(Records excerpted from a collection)
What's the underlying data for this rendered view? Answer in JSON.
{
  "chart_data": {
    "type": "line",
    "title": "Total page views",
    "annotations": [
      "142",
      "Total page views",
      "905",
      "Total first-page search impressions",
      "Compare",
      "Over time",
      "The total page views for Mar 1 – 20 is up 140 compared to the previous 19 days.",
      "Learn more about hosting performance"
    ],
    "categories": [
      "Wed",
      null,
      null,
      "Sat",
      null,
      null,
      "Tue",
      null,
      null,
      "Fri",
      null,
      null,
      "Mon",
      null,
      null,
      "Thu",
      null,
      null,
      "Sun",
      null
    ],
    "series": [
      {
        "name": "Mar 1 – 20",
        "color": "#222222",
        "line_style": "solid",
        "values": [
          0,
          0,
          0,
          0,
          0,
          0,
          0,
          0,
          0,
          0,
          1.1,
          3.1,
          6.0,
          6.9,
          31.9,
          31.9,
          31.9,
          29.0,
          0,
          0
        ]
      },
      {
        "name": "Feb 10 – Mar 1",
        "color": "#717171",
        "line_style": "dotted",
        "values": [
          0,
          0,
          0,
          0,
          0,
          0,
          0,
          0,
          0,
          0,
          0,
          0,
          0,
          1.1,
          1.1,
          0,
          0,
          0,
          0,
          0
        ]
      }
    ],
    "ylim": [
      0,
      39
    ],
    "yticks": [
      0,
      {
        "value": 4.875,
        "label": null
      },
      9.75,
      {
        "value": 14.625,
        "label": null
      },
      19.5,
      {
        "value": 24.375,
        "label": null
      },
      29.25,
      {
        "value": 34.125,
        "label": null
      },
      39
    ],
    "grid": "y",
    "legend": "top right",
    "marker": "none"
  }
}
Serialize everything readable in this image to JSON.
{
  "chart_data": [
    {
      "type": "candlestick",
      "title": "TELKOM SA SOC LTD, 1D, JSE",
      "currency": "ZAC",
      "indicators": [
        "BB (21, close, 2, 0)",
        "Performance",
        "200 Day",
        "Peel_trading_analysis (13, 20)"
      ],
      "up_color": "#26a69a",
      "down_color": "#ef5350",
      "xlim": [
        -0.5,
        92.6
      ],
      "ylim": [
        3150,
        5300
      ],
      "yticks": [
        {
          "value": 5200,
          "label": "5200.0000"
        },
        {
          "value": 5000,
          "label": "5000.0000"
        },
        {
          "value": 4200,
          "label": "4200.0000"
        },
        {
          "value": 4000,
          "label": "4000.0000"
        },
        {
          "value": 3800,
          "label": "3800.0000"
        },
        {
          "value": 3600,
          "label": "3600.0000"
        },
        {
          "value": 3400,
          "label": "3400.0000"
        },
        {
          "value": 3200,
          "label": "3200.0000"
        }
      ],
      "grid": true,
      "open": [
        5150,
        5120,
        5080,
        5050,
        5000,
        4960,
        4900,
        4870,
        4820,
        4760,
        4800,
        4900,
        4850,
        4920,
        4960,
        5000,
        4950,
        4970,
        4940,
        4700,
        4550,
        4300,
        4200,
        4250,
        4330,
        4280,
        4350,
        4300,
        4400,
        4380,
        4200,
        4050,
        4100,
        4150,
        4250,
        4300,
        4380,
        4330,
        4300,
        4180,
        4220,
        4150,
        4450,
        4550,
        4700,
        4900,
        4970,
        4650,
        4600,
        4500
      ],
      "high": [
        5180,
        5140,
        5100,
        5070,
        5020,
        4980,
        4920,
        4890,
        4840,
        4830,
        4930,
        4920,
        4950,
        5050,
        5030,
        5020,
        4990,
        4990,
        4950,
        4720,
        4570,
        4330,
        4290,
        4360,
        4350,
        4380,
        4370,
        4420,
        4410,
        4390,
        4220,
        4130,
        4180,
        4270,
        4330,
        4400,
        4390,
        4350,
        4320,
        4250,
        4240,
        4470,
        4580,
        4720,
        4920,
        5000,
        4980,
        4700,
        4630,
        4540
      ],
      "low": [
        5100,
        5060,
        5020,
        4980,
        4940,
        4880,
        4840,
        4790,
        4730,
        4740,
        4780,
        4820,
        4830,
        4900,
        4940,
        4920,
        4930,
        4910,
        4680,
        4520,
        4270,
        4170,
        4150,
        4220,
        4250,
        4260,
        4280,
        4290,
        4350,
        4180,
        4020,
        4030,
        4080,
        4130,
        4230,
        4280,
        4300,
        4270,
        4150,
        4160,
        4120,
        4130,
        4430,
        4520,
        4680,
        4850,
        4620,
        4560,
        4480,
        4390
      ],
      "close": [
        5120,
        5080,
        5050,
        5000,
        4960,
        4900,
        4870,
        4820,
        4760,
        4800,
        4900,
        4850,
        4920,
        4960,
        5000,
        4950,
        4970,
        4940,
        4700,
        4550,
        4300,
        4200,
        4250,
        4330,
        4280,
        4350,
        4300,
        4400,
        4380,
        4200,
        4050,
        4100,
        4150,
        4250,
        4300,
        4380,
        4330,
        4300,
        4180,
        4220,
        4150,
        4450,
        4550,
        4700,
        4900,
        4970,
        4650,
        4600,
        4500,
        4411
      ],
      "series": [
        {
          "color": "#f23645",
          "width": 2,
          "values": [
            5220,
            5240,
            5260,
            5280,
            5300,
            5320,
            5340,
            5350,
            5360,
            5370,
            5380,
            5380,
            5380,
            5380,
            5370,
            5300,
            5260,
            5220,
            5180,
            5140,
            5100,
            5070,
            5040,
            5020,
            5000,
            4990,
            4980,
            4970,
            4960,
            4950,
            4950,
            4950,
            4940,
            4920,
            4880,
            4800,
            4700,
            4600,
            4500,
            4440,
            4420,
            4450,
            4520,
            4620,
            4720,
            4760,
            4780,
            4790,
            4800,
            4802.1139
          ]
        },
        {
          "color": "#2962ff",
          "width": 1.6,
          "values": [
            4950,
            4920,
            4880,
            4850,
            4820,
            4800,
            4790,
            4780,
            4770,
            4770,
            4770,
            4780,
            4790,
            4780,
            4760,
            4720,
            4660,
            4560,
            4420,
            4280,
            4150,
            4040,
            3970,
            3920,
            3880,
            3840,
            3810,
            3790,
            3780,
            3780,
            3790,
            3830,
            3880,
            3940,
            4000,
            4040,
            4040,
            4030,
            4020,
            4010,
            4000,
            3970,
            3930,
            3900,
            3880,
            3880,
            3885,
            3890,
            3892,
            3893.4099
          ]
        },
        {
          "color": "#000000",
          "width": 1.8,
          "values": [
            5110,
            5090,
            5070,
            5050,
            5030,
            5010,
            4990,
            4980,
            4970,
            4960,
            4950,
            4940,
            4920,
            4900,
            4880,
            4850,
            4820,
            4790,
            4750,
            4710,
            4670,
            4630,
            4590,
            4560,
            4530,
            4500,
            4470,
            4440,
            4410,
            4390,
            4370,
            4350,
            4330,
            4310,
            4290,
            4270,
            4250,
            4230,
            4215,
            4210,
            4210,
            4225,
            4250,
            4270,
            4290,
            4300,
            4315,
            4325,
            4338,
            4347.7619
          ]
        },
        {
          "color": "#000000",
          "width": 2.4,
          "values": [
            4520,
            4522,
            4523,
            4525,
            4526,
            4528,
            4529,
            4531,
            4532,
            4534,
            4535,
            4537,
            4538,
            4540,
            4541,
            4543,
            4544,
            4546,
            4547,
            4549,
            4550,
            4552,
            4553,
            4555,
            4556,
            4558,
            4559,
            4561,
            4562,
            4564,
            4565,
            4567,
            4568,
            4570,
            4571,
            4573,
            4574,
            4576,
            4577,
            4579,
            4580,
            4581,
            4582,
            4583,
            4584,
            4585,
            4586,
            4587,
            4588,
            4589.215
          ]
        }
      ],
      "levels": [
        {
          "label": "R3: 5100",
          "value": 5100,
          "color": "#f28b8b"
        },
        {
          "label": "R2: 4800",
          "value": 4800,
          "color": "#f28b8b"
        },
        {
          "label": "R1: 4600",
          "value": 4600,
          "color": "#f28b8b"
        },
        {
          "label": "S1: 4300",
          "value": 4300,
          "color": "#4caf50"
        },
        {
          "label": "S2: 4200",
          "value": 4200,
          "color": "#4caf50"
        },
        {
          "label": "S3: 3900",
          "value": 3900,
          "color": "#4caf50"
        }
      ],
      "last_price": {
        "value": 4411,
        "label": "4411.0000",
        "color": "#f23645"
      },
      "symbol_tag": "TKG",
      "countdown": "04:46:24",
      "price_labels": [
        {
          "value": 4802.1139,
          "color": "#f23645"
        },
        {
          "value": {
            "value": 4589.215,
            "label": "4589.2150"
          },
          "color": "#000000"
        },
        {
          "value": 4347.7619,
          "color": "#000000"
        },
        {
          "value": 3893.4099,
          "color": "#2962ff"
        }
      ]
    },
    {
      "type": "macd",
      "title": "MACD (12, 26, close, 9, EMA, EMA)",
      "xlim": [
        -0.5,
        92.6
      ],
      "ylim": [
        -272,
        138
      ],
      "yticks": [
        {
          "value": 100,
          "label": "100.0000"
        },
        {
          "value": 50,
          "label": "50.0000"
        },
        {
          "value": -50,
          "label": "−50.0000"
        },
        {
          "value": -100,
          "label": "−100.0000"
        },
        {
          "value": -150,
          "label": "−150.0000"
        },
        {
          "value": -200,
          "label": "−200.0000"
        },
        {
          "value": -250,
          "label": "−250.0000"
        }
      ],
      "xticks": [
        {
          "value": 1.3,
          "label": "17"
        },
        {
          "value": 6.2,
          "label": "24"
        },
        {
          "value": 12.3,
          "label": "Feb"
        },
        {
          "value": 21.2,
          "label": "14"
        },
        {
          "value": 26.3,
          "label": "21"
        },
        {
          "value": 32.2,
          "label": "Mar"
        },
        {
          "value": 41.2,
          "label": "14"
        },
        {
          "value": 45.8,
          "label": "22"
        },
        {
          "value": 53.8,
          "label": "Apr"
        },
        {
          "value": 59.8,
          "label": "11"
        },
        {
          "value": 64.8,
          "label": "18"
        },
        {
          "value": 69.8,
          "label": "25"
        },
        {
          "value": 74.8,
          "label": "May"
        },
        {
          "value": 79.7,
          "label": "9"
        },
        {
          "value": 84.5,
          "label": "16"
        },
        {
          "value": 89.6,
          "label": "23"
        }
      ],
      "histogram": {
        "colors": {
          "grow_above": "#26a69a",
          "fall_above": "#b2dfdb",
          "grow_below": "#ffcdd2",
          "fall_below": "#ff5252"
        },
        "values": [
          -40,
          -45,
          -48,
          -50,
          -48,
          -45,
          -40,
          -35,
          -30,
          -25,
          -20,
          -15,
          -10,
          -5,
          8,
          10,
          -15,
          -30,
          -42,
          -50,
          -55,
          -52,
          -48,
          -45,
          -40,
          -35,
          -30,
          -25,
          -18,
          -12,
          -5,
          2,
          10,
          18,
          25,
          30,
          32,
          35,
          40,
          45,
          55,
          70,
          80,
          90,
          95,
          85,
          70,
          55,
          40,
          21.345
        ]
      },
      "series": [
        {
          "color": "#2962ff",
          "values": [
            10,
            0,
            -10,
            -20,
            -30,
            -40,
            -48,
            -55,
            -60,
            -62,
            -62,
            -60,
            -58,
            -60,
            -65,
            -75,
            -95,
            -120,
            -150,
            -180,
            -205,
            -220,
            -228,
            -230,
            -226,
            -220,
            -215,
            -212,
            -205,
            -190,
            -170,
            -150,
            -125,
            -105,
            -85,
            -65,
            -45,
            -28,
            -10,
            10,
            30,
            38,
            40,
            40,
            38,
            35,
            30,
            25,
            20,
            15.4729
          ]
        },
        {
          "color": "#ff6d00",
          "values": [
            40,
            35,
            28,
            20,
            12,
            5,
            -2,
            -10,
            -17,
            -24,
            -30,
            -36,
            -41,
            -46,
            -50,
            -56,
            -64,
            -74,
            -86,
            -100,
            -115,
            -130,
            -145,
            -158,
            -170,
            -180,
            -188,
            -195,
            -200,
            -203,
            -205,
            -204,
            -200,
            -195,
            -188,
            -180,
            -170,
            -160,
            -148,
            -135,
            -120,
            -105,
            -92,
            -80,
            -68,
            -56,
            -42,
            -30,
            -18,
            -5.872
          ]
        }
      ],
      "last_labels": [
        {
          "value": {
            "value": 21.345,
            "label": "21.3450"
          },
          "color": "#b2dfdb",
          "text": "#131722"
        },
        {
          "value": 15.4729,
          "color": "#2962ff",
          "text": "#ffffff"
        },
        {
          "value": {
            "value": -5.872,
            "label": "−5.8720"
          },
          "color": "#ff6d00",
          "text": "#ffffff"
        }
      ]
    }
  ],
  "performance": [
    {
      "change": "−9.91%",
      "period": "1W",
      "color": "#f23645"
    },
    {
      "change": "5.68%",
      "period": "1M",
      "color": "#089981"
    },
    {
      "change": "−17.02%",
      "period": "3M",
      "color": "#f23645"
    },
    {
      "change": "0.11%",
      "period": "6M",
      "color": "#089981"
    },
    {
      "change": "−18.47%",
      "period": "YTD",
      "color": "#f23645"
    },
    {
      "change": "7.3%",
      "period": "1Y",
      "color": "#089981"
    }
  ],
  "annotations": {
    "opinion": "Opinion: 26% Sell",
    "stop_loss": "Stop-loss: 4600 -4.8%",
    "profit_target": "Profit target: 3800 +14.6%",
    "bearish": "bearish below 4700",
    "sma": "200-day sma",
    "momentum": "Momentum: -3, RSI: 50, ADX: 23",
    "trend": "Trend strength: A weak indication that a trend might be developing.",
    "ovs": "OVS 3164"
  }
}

• _Exercise instructions_: Find each line holding the word "page" and copy it.

• _The result_:
    "title": "Total page views",
      "Total page views",
      "Total first-page search impressions",
      "The total page views for Mar 1 – 20 is up 140 compared to the previous 19 days.",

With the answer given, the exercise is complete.